__WORK TO COMPLETE__
Take the entries below and print all of them exactly, please.

[Dataset records]

+++

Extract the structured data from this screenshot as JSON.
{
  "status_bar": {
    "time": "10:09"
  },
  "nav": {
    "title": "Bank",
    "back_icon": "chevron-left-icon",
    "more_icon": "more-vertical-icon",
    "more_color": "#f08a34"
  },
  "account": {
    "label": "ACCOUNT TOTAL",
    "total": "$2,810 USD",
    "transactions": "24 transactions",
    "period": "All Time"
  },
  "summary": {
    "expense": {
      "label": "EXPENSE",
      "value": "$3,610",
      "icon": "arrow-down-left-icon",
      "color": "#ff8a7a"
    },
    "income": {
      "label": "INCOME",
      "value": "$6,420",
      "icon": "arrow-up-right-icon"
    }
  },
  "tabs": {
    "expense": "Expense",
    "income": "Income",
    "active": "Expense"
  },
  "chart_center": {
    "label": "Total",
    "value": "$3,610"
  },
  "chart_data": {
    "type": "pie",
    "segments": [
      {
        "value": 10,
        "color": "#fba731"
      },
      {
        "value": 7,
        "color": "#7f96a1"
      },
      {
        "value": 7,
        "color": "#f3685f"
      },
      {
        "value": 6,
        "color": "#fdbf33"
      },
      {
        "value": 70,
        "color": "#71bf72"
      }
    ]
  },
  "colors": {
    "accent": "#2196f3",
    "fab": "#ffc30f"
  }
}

+++

__ANSWER TO THIS EXERCISE__
Extract the structured data from this screenshot as JSON.
{
  "status_bar": {
    "time": "10:09"
  },
  "nav": {
    "title": "Bank",
    "back_icon": "chevron-left-icon",
    "more_icon": "more-vertical-icon",
    "more_color": "#f08a34"
  },
  "account": {
    "label": "ACCOUNT TOTAL",
    "total": "$2,810 USD",
    "transactions": "24 transactions",
    "period": "All Time"
  },
  "summary": {
    "expense": {
      "label": "EXPENSE",
      "value": "$3,610",
      "icon": "arrow-down-left-icon",
      "color": "#ff8a7a"
    },
    "income": {
      "label": "INCOME",
      "value": "$6,420",
      "icon": "arrow-up-right-icon"
    }
  },
  "tabs": {
    "expense": "Expense",
    "income": "Income",
    "active": "Expense"
  },
  "chart_center": {
    "label": "Total",
    "value": "$3,610"
  },
  "chart_data": {
    "type": "pie",
    "segments": [
      {
        "value": 10,
        "color": "#fba731"
      },
      {
        "value": 7,
        "color": "#7f96a1"
      },
      {
        "value": 7,
        "color": "#f3685f"
      },
      {
        "value": 6,
        "color": "#fdbf33"
      },
      {
        "value": 70,
        "color": "#71bf72"
      }
    ]
  },
  "colors": {
    "accent": "#2196f3",
    "fab": "#ffc30f"
  }
}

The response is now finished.